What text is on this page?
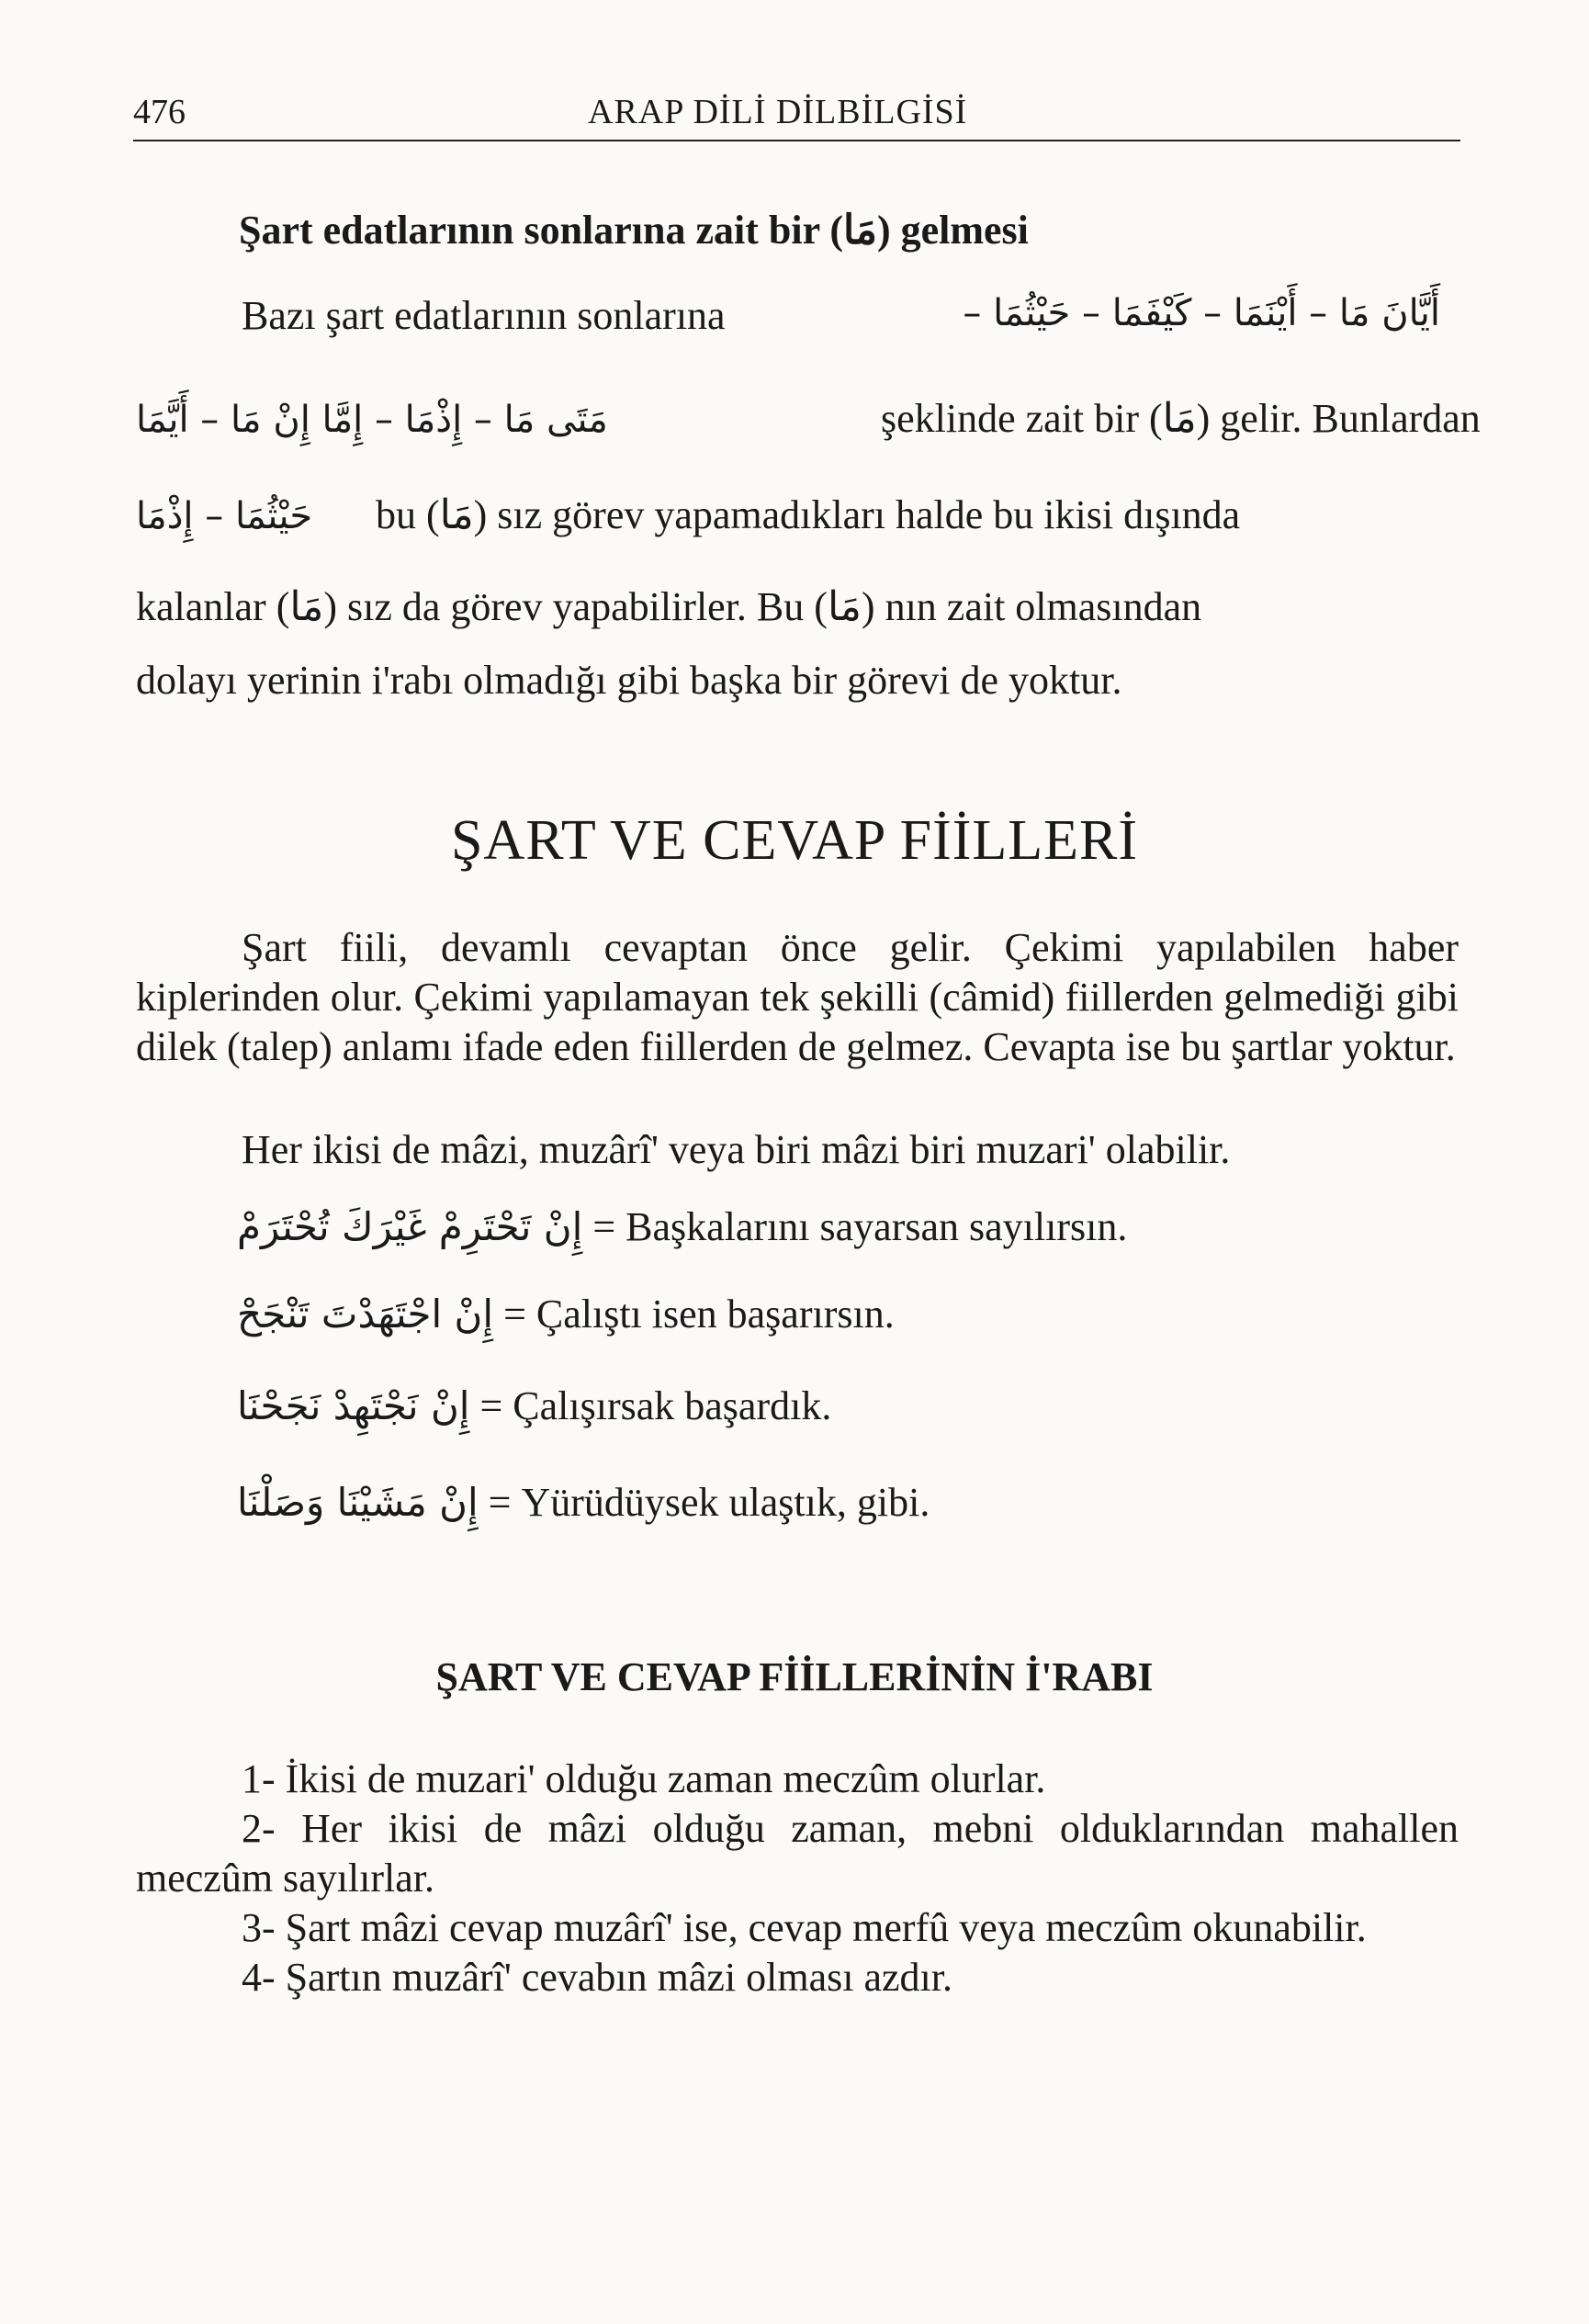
476	ARAP DİLİ DİLBİLGİSİ
Şart edatlarının sonlarına zait bir (مَا) gelmesi
Bazı şart edatlarının sonlarına	أَيَّانَ مَا – أَيْنَمَا – كَيْفَمَا – حَيْثُمَا –
مَتَى مَا – إِذْمَا – إِمَّا إِنْ مَا – أَيَّمَا	şeklinde zait bir (مَا) gelir. Bunlardan
حَيْثُمَا – إِذْمَا bu (مَا) sız görev yapamadıkları halde bu ikisi dışında
kalanlar (مَا) sız da görev yapabilirler. Bu (مَا) nın zait olmasından
dolayı yerinin i'rabı olmadığı gibi başka bir görevi de yoktur.
ŞART VE CEVAP FİİLLERİ
Şart fiili, devamlı cevaptan önce gelir. Çekimi yapılabilen haber kiplerinden olur. Çekimi yapılamayan tek şekilli (câmid) fiillerden gelmediği gibi dilek (talep) anlamı ifade eden fiillerden de gelmez. Cevapta ise bu şartlar yoktur.
Her ikisi de mâzi, muzârî' veya biri mâzi biri muzari' olabilir.
إِنْ تَحْتَرِمْ غَيْرَكَ تُحْتَرَمْ = Başkalarını sayarsan sayılırsın.
إِنْ اجْتَهَدْتَ تَنْجَحْ = Çalıştı isen başarırsın.
إِنْ نَجْتَهِدْ نَجَحْنَا = Çalışırsak başardık.
إِنْ مَشَيْنَا وَصَلْنَا = Yürüdüysek ulaştık, gibi.
ŞART VE CEVAP FİİLLERİNİN İ'RABI
1- İkisi de muzari' olduğu zaman meczûm olurlar.
2- Her ikisi de mâzi olduğu zaman, mebni olduklarından mahallen meczûm sayılırlar.
3- Şart mâzi cevap muzârî' ise, cevap merfû veya meczûm okunabilir.
4- Şartın muzârî' cevabın mâzi olması azdır.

━━━━

--- The task ---
Transcribe the preceding listing in its entirety and with exact wording, leaving out pictures.

--- Task result ---
What text is on this page?
476	ARAP DİLİ DİLBİLGİSİ
Şart edatlarının sonlarına zait bir (مَا) gelmesi
Bazı şart edatlarının sonlarına	أَيَّانَ مَا – أَيْنَمَا – كَيْفَمَا – حَيْثُمَا –
مَتَى مَا – إِذْمَا – إِمَّا إِنْ مَا – أَيَّمَا	şeklinde zait bir (مَا) gelir. Bunlardan
حَيْثُمَا – إِذْمَا bu (مَا) sız görev yapamadıkları halde bu ikisi dışında
kalanlar (مَا) sız da görev yapabilirler. Bu (مَا) nın zait olmasından
dolayı yerinin i'rabı olmadığı gibi başka bir görevi de yoktur.
ŞART VE CEVAP FİİLLERİ
Şart fiili, devamlı cevaptan önce gelir. Çekimi yapılabilen haber kiplerinden olur. Çekimi yapılamayan tek şekilli (câmid) fiillerden gelmediği gibi dilek (talep) anlamı ifade eden fiillerden de gelmez. Cevapta ise bu şartlar yoktur.
Her ikisi de mâzi, muzârî' veya biri mâzi biri muzari' olabilir.
إِنْ تَحْتَرِمْ غَيْرَكَ تُحْتَرَمْ = Başkalarını sayarsan sayılırsın.
إِنْ اجْتَهَدْتَ تَنْجَحْ = Çalıştı isen başarırsın.
إِنْ نَجْتَهِدْ نَجَحْنَا = Çalışırsak başardık.
إِنْ مَشَيْنَا وَصَلْنَا = Yürüdüysek ulaştık, gibi.
ŞART VE CEVAP FİİLLERİNİN İ'RABI
1- İkisi de muzari' olduğu zaman meczûm olurlar.
2- Her ikisi de mâzi olduğu zaman, mebni olduklarından mahallen meczûm sayılırlar.
3- Şart mâzi cevap muzârî' ise, cevap merfû veya meczûm okunabilir.
4- Şartın muzârî' cevabın mâzi olması azdır.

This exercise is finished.